◆ EXERCISE AIM ◆
Without including any images, reproduce each entry exactly.
__________
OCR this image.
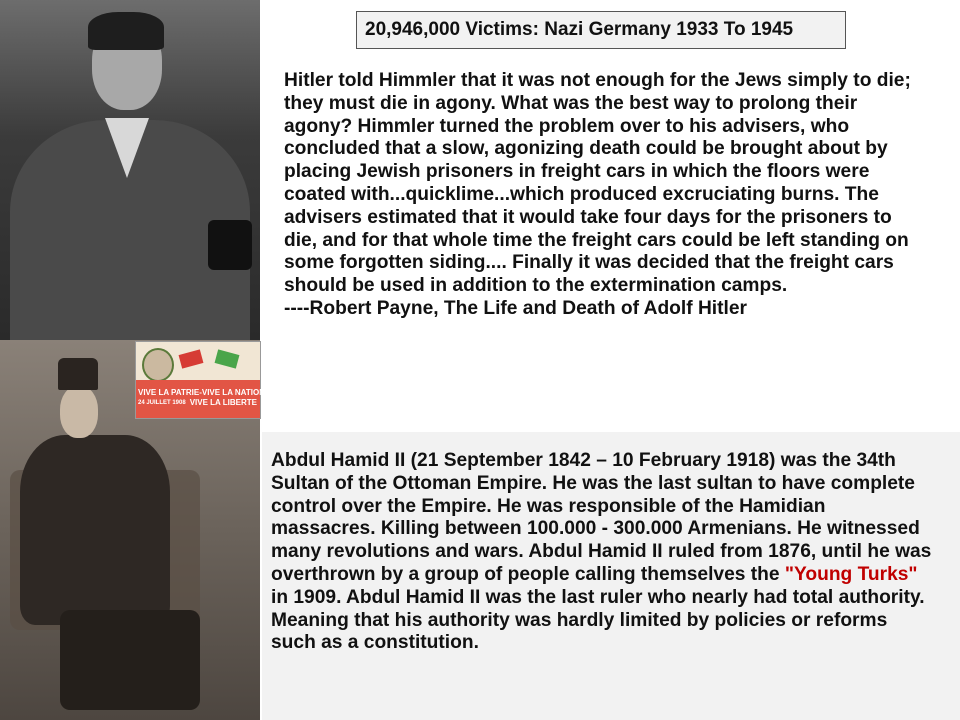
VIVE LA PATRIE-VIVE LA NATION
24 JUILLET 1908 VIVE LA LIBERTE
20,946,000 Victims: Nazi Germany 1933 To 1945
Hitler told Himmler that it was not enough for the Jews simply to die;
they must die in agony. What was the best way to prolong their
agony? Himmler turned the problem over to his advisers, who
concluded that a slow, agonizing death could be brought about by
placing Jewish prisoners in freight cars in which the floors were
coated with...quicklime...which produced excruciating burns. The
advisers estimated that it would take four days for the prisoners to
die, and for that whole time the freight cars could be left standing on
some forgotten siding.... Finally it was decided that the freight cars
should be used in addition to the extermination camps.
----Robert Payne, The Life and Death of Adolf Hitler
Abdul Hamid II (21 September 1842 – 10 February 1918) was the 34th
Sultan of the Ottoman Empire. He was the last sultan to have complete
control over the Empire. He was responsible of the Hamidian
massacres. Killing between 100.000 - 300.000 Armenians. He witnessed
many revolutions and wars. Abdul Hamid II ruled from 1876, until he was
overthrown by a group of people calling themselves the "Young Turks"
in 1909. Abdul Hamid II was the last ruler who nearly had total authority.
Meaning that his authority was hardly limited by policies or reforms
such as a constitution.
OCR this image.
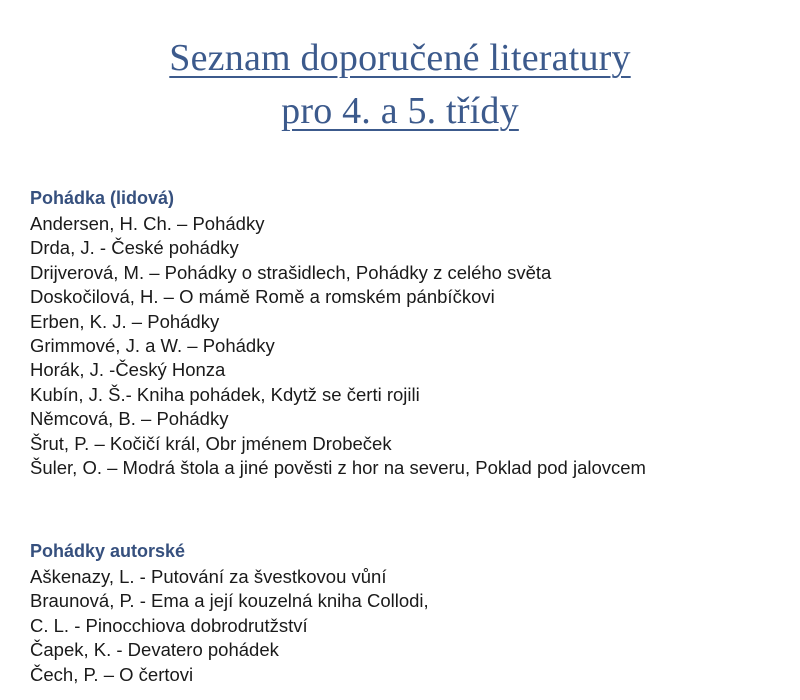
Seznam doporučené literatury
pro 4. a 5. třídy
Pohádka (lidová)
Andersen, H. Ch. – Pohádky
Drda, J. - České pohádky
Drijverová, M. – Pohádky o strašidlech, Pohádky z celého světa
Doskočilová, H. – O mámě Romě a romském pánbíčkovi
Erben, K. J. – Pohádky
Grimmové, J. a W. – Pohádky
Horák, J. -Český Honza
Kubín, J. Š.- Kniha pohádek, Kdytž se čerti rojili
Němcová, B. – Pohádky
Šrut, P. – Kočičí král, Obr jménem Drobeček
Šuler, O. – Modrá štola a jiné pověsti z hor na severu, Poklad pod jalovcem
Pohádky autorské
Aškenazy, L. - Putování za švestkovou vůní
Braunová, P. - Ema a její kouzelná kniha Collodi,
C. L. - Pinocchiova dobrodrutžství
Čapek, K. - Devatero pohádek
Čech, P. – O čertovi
__________
◆ THE SOLUTION ◆
OCR this image.
VIVE LA PATRIE-VIVE LA NATION
24 JUILLET 1908 VIVE LA LIBERTE
20,946,000 Victims: Nazi Germany 1933 To 1945
Hitler told Himmler that it was not enough for the Jews simply to die;
they must die in agony. What was the best way to prolong their
agony? Himmler turned the problem over to his advisers, who
concluded that a slow, agonizing death could be brought about by
placing Jewish prisoners in freight cars in which the floors were
coated with...quicklime...which produced excruciating burns. The
advisers estimated that it would take four days for the prisoners to
die, and for that whole time the freight cars could be left standing on
some forgotten siding.... Finally it was decided that the freight cars
should be used in addition to the extermination camps.
----Robert Payne, The Life and Death of Adolf Hitler
Abdul Hamid II (21 September 1842 – 10 February 1918) was the 34th
Sultan of the Ottoman Empire. He was the last sultan to have complete
control over the Empire. He was responsible of the Hamidian
massacres. Killing between 100.000 - 300.000 Armenians. He witnessed
many revolutions and wars. Abdul Hamid II ruled from 1876, until he was
overthrown by a group of people calling themselves the "Young Turks"
in 1909. Abdul Hamid II was the last ruler who nearly had total authority.
Meaning that his authority was hardly limited by policies or reforms
such as a constitution.
OCR this image.
Seznam doporučené literatury
pro 4. a 5. třídy
Pohádka (lidová)
Andersen, H. Ch. – Pohádky
Drda, J. - České pohádky
Drijverová, M. – Pohádky o strašidlech, Pohádky z celého světa
Doskočilová, H. – O mámě Romě a romském pánbíčkovi
Erben, K. J. – Pohádky
Grimmové, J. a W. – Pohádky
Horák, J. -Český Honza
Kubín, J. Š.- Kniha pohádek, Kdytž se čerti rojili
Němcová, B. – Pohádky
Šrut, P. – Kočičí král, Obr jménem Drobeček
Šuler, O. – Modrá štola a jiné pověsti z hor na severu, Poklad pod jalovcem
Pohádky autorské
Aškenazy, L. - Putování za švestkovou vůní
Braunová, P. - Ema a její kouzelná kniha Collodi,
C. L. - Pinocchiova dobrodrutžství
Čapek, K. - Devatero pohádek
Čech, P. – O čertovi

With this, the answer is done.